--- Start ---

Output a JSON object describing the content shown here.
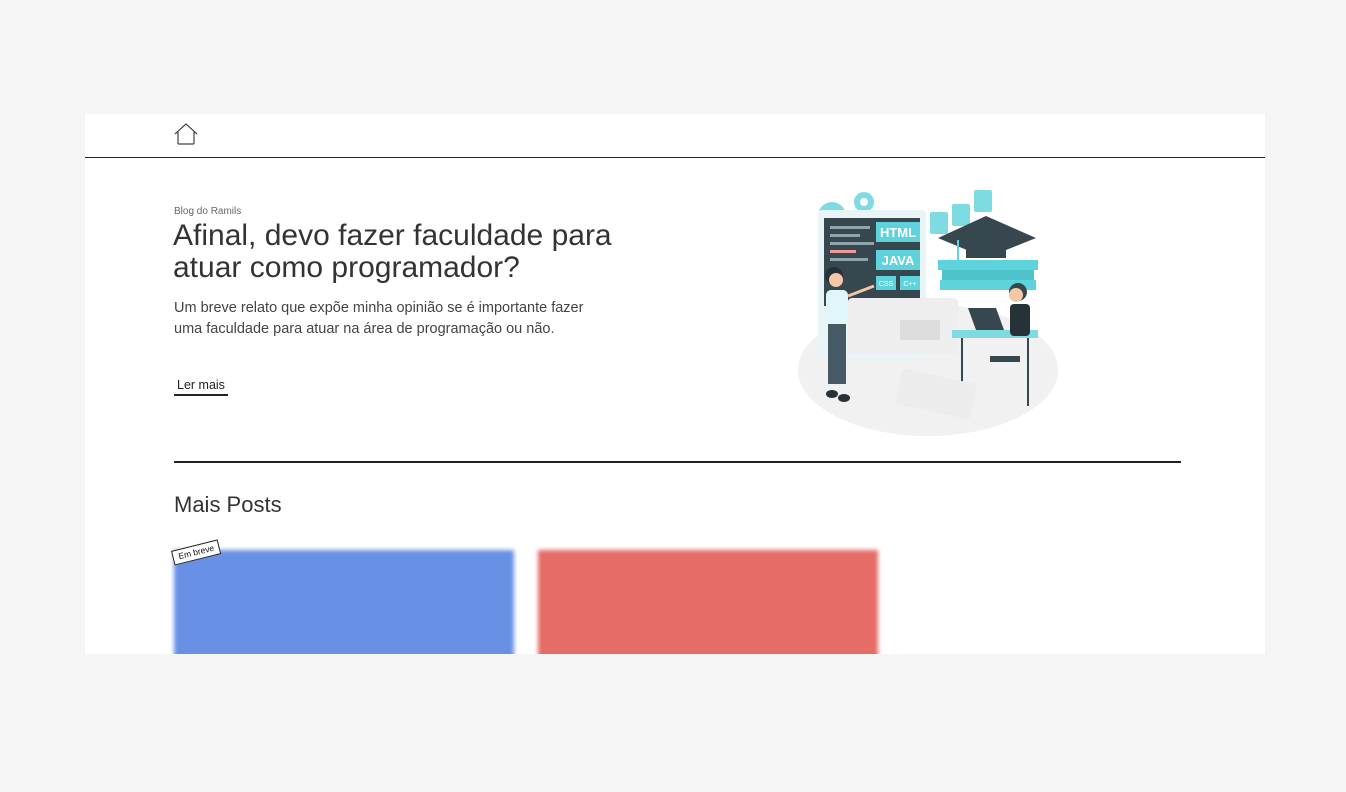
{
  "nav": {
    "home_icon": "home-icon"
  },
  "hero": {
    "eyebrow": "Blog do Ramils",
    "title": "Afinal, devo fazer faculdade para atuar como programador?",
    "description": "Um breve relato que expõe minha opinião se é importante fazer uma faculdade para atuar na área de programação ou não.",
    "read_more": "Ler mais",
    "illustration": {
      "code_labels": [
        "HTML",
        "JAVA",
        "CSS",
        "C++"
      ]
    }
  },
  "posts": {
    "section_title": "Mais Posts",
    "cards": [
      {
        "badge": "Em breve",
        "color": "#6891e6"
      },
      {
        "color": "#e66c66"
      }
    ]
  },
  "colors": {
    "background": "#f5f5f5",
    "surface": "#ffffff",
    "text": "#333333",
    "accent_teal": "#5fd3dc",
    "accent_dark": "#37474f"
  }
}
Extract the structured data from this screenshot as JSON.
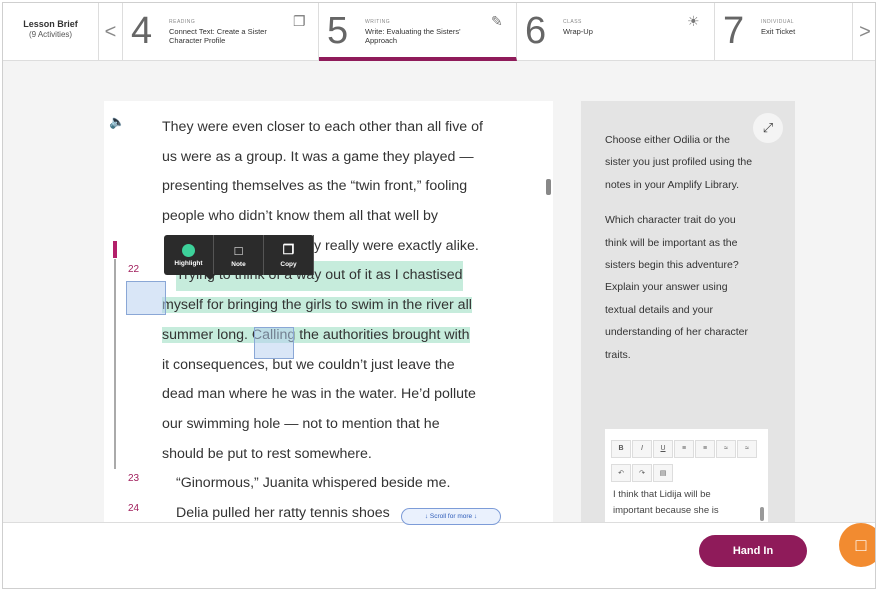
{
  "lesson_brief": {
    "title": "Lesson Brief",
    "subtitle": "(9 Activities)"
  },
  "nav": {
    "prev_icon": "chevron-left-icon",
    "next_icon": "chevron-right-icon",
    "prev_glyph": "<",
    "next_glyph": ">"
  },
  "activities": [
    {
      "number": "4",
      "kind": "READING",
      "title": "Connect Text: Create a Sister Character Profile",
      "icon": "document-icon",
      "glyph": "❐"
    },
    {
      "number": "5",
      "kind": "WRITING",
      "title": "Write: Evaluating the Sisters' Approach",
      "icon": "pencil-icon",
      "glyph": "✎",
      "active": true
    },
    {
      "number": "6",
      "kind": "CLASS",
      "title": "Wrap-Up",
      "icon": "lightbulb-icon",
      "glyph": "☀"
    },
    {
      "number": "7",
      "kind": "INDIVIDUAL",
      "title": "Exit Ticket",
      "icon": "",
      "glyph": ""
    }
  ],
  "reader": {
    "speaker_icon": "speaker-icon",
    "lines": [
      "They were even closer to each other than all five of",
      "us were as a group. It was a game they played —",
      "presenting themselves as the “twin front,” fooling",
      "people who didn’t know them all that well by",
      "",
      "Trying to think of a way out of it as I chastised",
      "myself for bringing the girls to swim in the river all",
      "summer long. Calling the authorities brought with",
      "it consequences, but we couldn’t just leave the",
      "dead man where he was in the water. He’d pollute",
      "our swimming hole — not to mention that he",
      "should be put to rest somewhere.",
      "“Ginormous,” Juanita whispered beside me.",
      "Delia pulled her ratty tennis shoes"
    ],
    "line4_tail": "y really were exactly alike.",
    "line_numbers": [
      "22",
      "23",
      "24"
    ],
    "scroll_more": "↓ Scroll for more ↓"
  },
  "toolbar": {
    "highlight": "Highlight",
    "note": "Note",
    "copy": "Copy"
  },
  "prompt": {
    "p1": "Choose either Odilia or the sister you just profiled using the notes in your Amplify Library.",
    "p2": "Which character trait do you think will be important as the sisters begin this adventure? Explain your answer using textual details and your understanding of her character traits.",
    "expand_icon": "expand-icon",
    "editor_buttons": [
      "B",
      "I",
      "U",
      "≡",
      "≡",
      "≈",
      "≈",
      "↶",
      "↷",
      "▤"
    ],
    "answer": "I think that Lidija will be important because she is"
  },
  "footer": {
    "hand_in": "Hand In",
    "chat_icon": "chat-icon"
  },
  "colors": {
    "accent": "#8f1b5a",
    "highlight": "#c6ecdc",
    "chat": "#f28b30"
  }
}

--- End ---

• _Exercise brief_:
Without the pictures, restate all the entries above exactly.

• _Result below_:
Output a JSON object describing the content shown here.
{
  "nav": {
    "home_icon": "home-icon"
  },
  "hero": {
    "eyebrow": "Blog do Ramils",
    "title": "Afinal, devo fazer faculdade para atuar como programador?",
    "description": "Um breve relato que expõe minha opinião se é importante fazer uma faculdade para atuar na área de programação ou não.",
    "read_more": "Ler mais",
    "illustration": {
      "code_labels": [
        "HTML",
        "JAVA",
        "CSS",
        "C++"
      ]
    }
  },
  "posts": {
    "section_title": "Mais Posts",
    "cards": [
      {
        "badge": "Em breve",
        "color": "#6891e6"
      },
      {
        "color": "#e66c66"
      }
    ]
  },
  "colors": {
    "background": "#f5f5f5",
    "surface": "#ffffff",
    "text": "#333333",
    "accent_teal": "#5fd3dc",
    "accent_dark": "#37474f"
  }
}
Extract the structured data from this screenshot as JSON.
{
  "lesson_brief": {
    "title": "Lesson Brief",
    "subtitle": "(9 Activities)"
  },
  "nav": {
    "prev_icon": "chevron-left-icon",
    "next_icon": "chevron-right-icon",
    "prev_glyph": "<",
    "next_glyph": ">"
  },
  "activities": [
    {
      "number": "4",
      "kind": "READING",
      "title": "Connect Text: Create a Sister Character Profile",
      "icon": "document-icon",
      "glyph": "❐"
    },
    {
      "number": "5",
      "kind": "WRITING",
      "title": "Write: Evaluating the Sisters' Approach",
      "icon": "pencil-icon",
      "glyph": "✎",
      "active": true
    },
    {
      "number": "6",
      "kind": "CLASS",
      "title": "Wrap-Up",
      "icon": "lightbulb-icon",
      "glyph": "☀"
    },
    {
      "number": "7",
      "kind": "INDIVIDUAL",
      "title": "Exit Ticket",
      "icon": "",
      "glyph": ""
    }
  ],
  "reader": {
    "speaker_icon": "speaker-icon",
    "lines": [
      "They were even closer to each other than all five of",
      "us were as a group. It was a game they played —",
      "presenting themselves as the “twin front,” fooling",
      "people who didn’t know them all that well by",
      "",
      "Trying to think of a way out of it as I chastised",
      "myself for bringing the girls to swim in the river all",
      "summer long. Calling the authorities brought with",
      "it consequences, but we couldn’t just leave the",
      "dead man where he was in the water. He’d pollute",
      "our swimming hole — not to mention that he",
      "should be put to rest somewhere.",
      "“Ginormous,” Juanita whispered beside me.",
      "Delia pulled her ratty tennis shoes"
    ],
    "line4_tail": "y really were exactly alike.",
    "line_numbers": [
      "22",
      "23",
      "24"
    ],
    "scroll_more": "↓ Scroll for more ↓"
  },
  "toolbar": {
    "highlight": "Highlight",
    "note": "Note",
    "copy": "Copy"
  },
  "prompt": {
    "p1": "Choose either Odilia or the sister you just profiled using the notes in your Amplify Library.",
    "p2": "Which character trait do you think will be important as the sisters begin this adventure? Explain your answer using textual details and your understanding of her character traits.",
    "expand_icon": "expand-icon",
    "editor_buttons": [
      "B",
      "I",
      "U",
      "≡",
      "≡",
      "≈",
      "≈",
      "↶",
      "↷",
      "▤"
    ],
    "answer": "I think that Lidija will be important because she is"
  },
  "footer": {
    "hand_in": "Hand In",
    "chat_icon": "chat-icon"
  },
  "colors": {
    "accent": "#8f1b5a",
    "highlight": "#c6ecdc",
    "chat": "#f28b30"
  }
}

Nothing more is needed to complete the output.